Set task | Copy the data that follows, character for character, minus the pictures.
· · ·
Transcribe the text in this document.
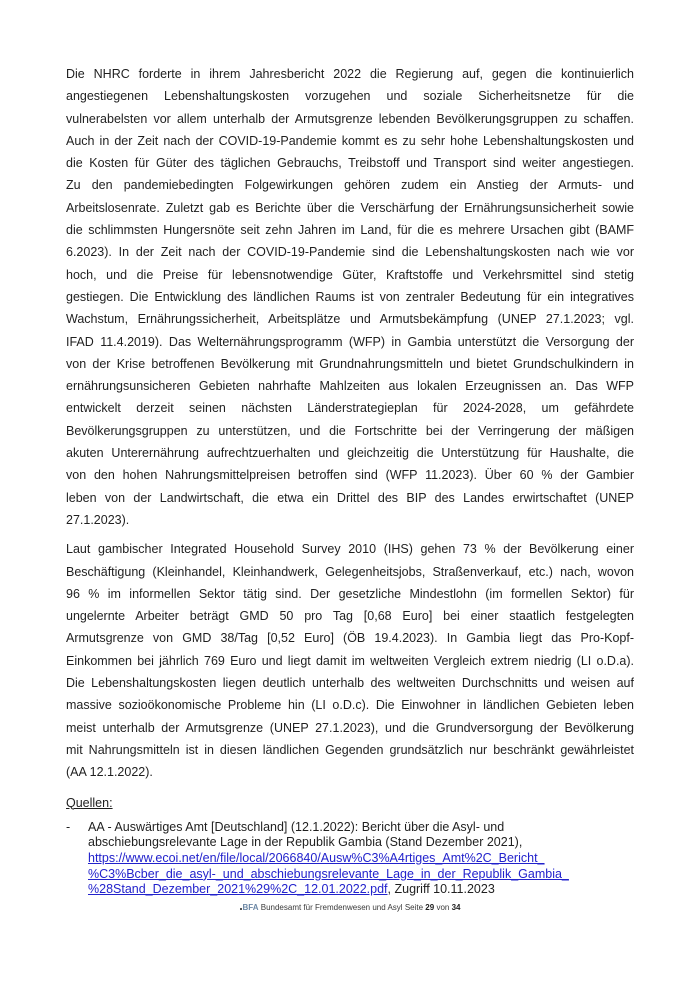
Die NHRC forderte in ihrem Jahresbericht 2022 die Regierung auf, gegen die kontinuierlich
angestiegenen Lebenshaltungskosten vorzugehen und soziale Sicherheitsnetze für die
vulnerabelsten vor allem unterhalb der Armutsgrenze lebenden Bevölkerungsgruppen zu schaffen.
Auch in der Zeit nach der COVID-19-Pandemie kommt es zu sehr hohe Lebenshaltungskosten und
die Kosten für Güter des täglichen Gebrauchs, Treibstoff und Transport sind weiter angestiegen.
Zu den pandemiebedingten Folgewirkungen gehören zudem ein Anstieg der Armuts- und
Arbeitslosenrate. Zuletzt gab es Berichte über die Verschärfung der Ernährungsunsicherheit sowie
die schlimmsten Hungersnöte seit zehn Jahren im Land, für die es mehrere Ursachen gibt (BAMF
6.2023). In der Zeit nach der COVID-19-Pandemie sind die Lebenshaltungskosten nach wie vor
hoch, und die Preise für lebensnotwendige Güter, Kraftstoffe und Verkehrsmittel sind stetig
gestiegen. Die Entwicklung des ländlichen Raums ist von zentraler Bedeutung für ein integratives
Wachstum, Ernährungssicherheit, Arbeitsplätze und Armutsbekämpfung (UNEP 27.1.2023; vgl.
IFAD 11.4.2019). Das Welternährungsprogramm (WFP) in Gambia unterstützt die Versorgung der
von der Krise betroffenen Bevölkerung mit Grundnahrungsmitteln und bietet Grundschulkindern in
ernährungsunsicheren Gebieten nahrhafte Mahlzeiten aus lokalen Erzeugnissen an. Das WFP
entwickelt derzeit seinen nächsten Länderstrategieplan für 2024-2028, um gefährdete
Bevölkerungsgruppen zu unterstützen, und die Fortschritte bei der Verringerung der mäßigen
akuten Unterernährung aufrechtzuerhalten und gleichzeitig die Unterstützung für Haushalte, die
von den hohen Nahrungsmittelpreisen betroffen sind (WFP 11.2023). Über 60 % der Gambier
leben von der Landwirtschaft, die etwa ein Drittel des BIP des Landes erwirtschaftet (UNEP
27.1.2023).
Laut gambischer Integrated Household Survey 2010 (IHS) gehen 73 % der Bevölkerung einer
Beschäftigung (Kleinhandel, Kleinhandwerk, Gelegenheitsjobs, Straßenverkauf, etc.) nach, wovon
96 % im informellen Sektor tätig sind. Der gesetzliche Mindestlohn (im formellen Sektor) für
ungelernte Arbeiter beträgt GMD 50 pro Tag [0,68 Euro] bei einer staatlich festgelegten
Armutsgrenze von GMD 38/Tag [0,52 Euro] (ÖB 19.4.2023). In Gambia liegt das Pro-Kopf-
Einkommen bei jährlich 769 Euro und liegt damit im weltweiten Vergleich extrem niedrig (LI o.D.a).
Die Lebenshaltungskosten liegen deutlich unterhalb des weltweiten Durchschnitts und weisen auf
massive sozioökonomische Probleme hin (LI o.D.c). Die Einwohner in ländlichen Gebieten leben
meist unterhalb der Armutsgrenze (UNEP 27.1.2023), und die Grundversorgung der Bevölkerung
mit Nahrungsmitteln ist in diesen ländlichen Gegenden grundsätzlich nur beschränkt gewährleistet
(AA 12.1.2022).
Quellen:
-	AA - Auswärtiges Amt [Deutschland] (12.1.2022): Bericht über die Asyl- und
abschiebungsrelevante Lage in der Republik Gambia (Stand Dezember 2021),
https://www.ecoi.net/en/file/local/2066840/Ausw%C3%A4rtiges_Amt%2C_Bericht_
%C3%Bcber_die_asyl-_und_abschiebungsrelevante_Lage_in_der_Republik_Gambia_
%28Stand_Dezember_2021%29%2C_12.01.2022.pdf, Zugriff 10.11.2023
BFA Bundesamt für Fremdenwesen und Asyl Seite 29 von 34
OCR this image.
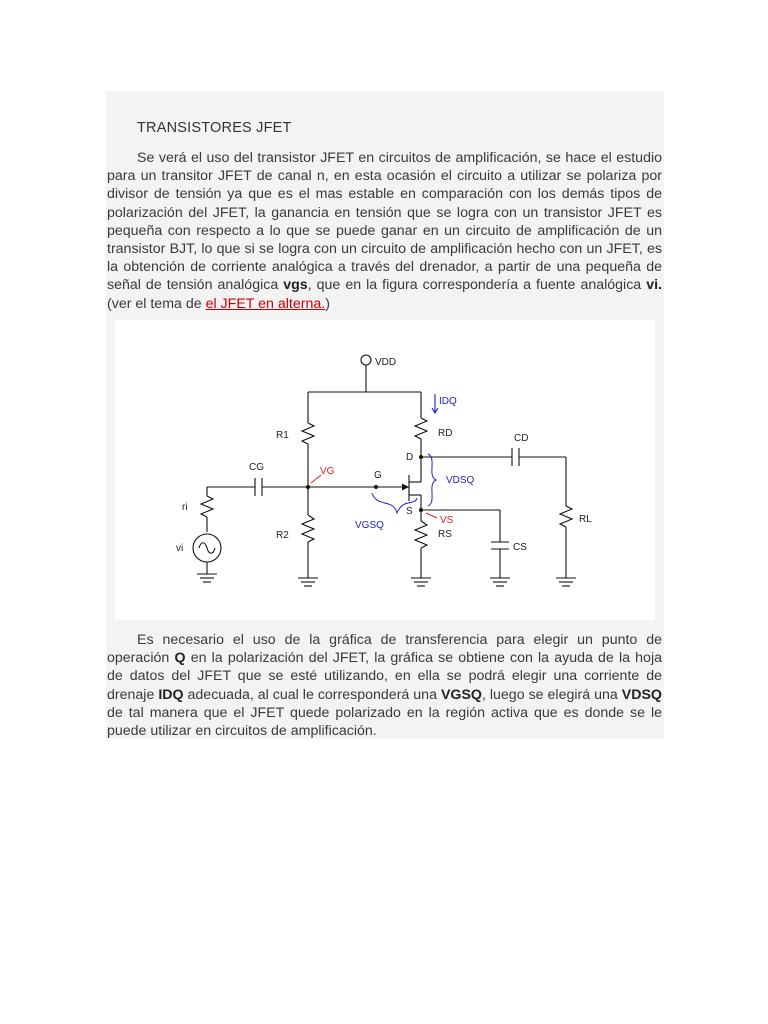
TRANSISTORES JFET

Se verá el uso del transistor JFET en circuitos de amplificación, se hace el estudio para un transitor JFET de canal n, en esta ocasión el circuito a utilizar se polariza por divisor de tensión ya que es el mas estable en comparación con los demás tipos de polarización del JFET, la ganancia en tensión que se logra con un transistor JFET es pequeña con respecto a lo que se puede ganar en un circuito de amplificación de un transistor BJT, lo que si se logra con un circuito de amplificación hecho con un JFET, es la obtención de corriente analógica a través del drenador, a partir de una pequeña de señal de tensión analógica vgs, que en la figura correspondería a fuente analógica vi. (ver el tema de el JFET en alterna.)

VDD
IDQ
R1	RD	CD
CG	VG	G
D
VDSQ
S
VGSQ	VS
ri
vi
R2	RS
CS
RL

Es necesario el uso de la gráfica de transferencia para elegir un punto de operación Q en la polarización del JFET, la gráfica se obtiene con la ayuda de la hoja de datos del JFET que se esté utilizando, en ella se podrá elegir una corriente de drenaje IDQ adecuada, al cual le corresponderá una VGSQ, luego se elegirá una VDSQ de tal manera que el JFET quede polarizado en la región activa que es donde se le puede utilizar en circuitos de amplificación.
· · ·
Final result |
Transcribe the text in this document.
Die NHRC forderte in ihrem Jahresbericht 2022 die Regierung auf, gegen die kontinuierlich
angestiegenen Lebenshaltungskosten vorzugehen und soziale Sicherheitsnetze für die
vulnerabelsten vor allem unterhalb der Armutsgrenze lebenden Bevölkerungsgruppen zu schaffen.
Auch in der Zeit nach der COVID-19-Pandemie kommt es zu sehr hohe Lebenshaltungskosten und
die Kosten für Güter des täglichen Gebrauchs, Treibstoff und Transport sind weiter angestiegen.
Zu den pandemiebedingten Folgewirkungen gehören zudem ein Anstieg der Armuts- und
Arbeitslosenrate. Zuletzt gab es Berichte über die Verschärfung der Ernährungsunsicherheit sowie
die schlimmsten Hungersnöte seit zehn Jahren im Land, für die es mehrere Ursachen gibt (BAMF
6.2023). In der Zeit nach der COVID-19-Pandemie sind die Lebenshaltungskosten nach wie vor
hoch, und die Preise für lebensnotwendige Güter, Kraftstoffe und Verkehrsmittel sind stetig
gestiegen. Die Entwicklung des ländlichen Raums ist von zentraler Bedeutung für ein integratives
Wachstum, Ernährungssicherheit, Arbeitsplätze und Armutsbekämpfung (UNEP 27.1.2023; vgl.
IFAD 11.4.2019). Das Welternährungsprogramm (WFP) in Gambia unterstützt die Versorgung der
von der Krise betroffenen Bevölkerung mit Grundnahrungsmitteln und bietet Grundschulkindern in
ernährungsunsicheren Gebieten nahrhafte Mahlzeiten aus lokalen Erzeugnissen an. Das WFP
entwickelt derzeit seinen nächsten Länderstrategieplan für 2024-2028, um gefährdete
Bevölkerungsgruppen zu unterstützen, und die Fortschritte bei der Verringerung der mäßigen
akuten Unterernährung aufrechtzuerhalten und gleichzeitig die Unterstützung für Haushalte, die
von den hohen Nahrungsmittelpreisen betroffen sind (WFP 11.2023). Über 60 % der Gambier
leben von der Landwirtschaft, die etwa ein Drittel des BIP des Landes erwirtschaftet (UNEP
27.1.2023).
Laut gambischer Integrated Household Survey 2010 (IHS) gehen 73 % der Bevölkerung einer
Beschäftigung (Kleinhandel, Kleinhandwerk, Gelegenheitsjobs, Straßenverkauf, etc.) nach, wovon
96 % im informellen Sektor tätig sind. Der gesetzliche Mindestlohn (im formellen Sektor) für
ungelernte Arbeiter beträgt GMD 50 pro Tag [0,68 Euro] bei einer staatlich festgelegten
Armutsgrenze von GMD 38/Tag [0,52 Euro] (ÖB 19.4.2023). In Gambia liegt das Pro-Kopf-
Einkommen bei jährlich 769 Euro und liegt damit im weltweiten Vergleich extrem niedrig (LI o.D.a).
Die Lebenshaltungskosten liegen deutlich unterhalb des weltweiten Durchschnitts und weisen auf
massive sozioökonomische Probleme hin (LI o.D.c). Die Einwohner in ländlichen Gebieten leben
meist unterhalb der Armutsgrenze (UNEP 27.1.2023), und die Grundversorgung der Bevölkerung
mit Nahrungsmitteln ist in diesen ländlichen Gegenden grundsätzlich nur beschränkt gewährleistet
(AA 12.1.2022).
Quellen:
-	AA - Auswärtiges Amt [Deutschland] (12.1.2022): Bericht über die Asyl- und
abschiebungsrelevante Lage in der Republik Gambia (Stand Dezember 2021),
https://www.ecoi.net/en/file/local/2066840/Ausw%C3%A4rtiges_Amt%2C_Bericht_
%C3%Bcber_die_asyl-_und_abschiebungsrelevante_Lage_in_der_Republik_Gambia_
%28Stand_Dezember_2021%29%2C_12.01.2022.pdf, Zugriff 10.11.2023
BFA Bundesamt für Fremdenwesen und Asyl Seite 29 von 34
OCR this image.
TRANSISTORES JFET

Se verá el uso del transistor JFET en circuitos de amplificación, se hace el estudio para un transitor JFET de canal n, en esta ocasión el circuito a utilizar se polariza por divisor de tensión ya que es el mas estable en comparación con los demás tipos de polarización del JFET, la ganancia en tensión que se logra con un transistor JFET es pequeña con respecto a lo que se puede ganar en un circuito de amplificación de un transistor BJT, lo que si se logra con un circuito de amplificación hecho con un JFET, es la obtención de corriente analógica a través del drenador, a partir de una pequeña de señal de tensión analógica vgs, que en la figura correspondería a fuente analógica vi. (ver el tema de el JFET en alterna.)

VDD
IDQ
R1	RD	CD
CG	VG	G
D
VDSQ
S
VGSQ	VS
ri
vi
R2	RS
CS
RL

Es necesario el uso de la gráfica de transferencia para elegir un punto de operación Q en la polarización del JFET, la gráfica se obtiene con la ayuda de la hoja de datos del JFET que se esté utilizando, en ella se podrá elegir una corriente de drenaje IDQ adecuada, al cual le corresponderá una VGSQ, luego se elegirá una VDSQ de tal manera que el JFET quede polarizado en la región activa que es donde se le puede utilizar en circuitos de amplificación.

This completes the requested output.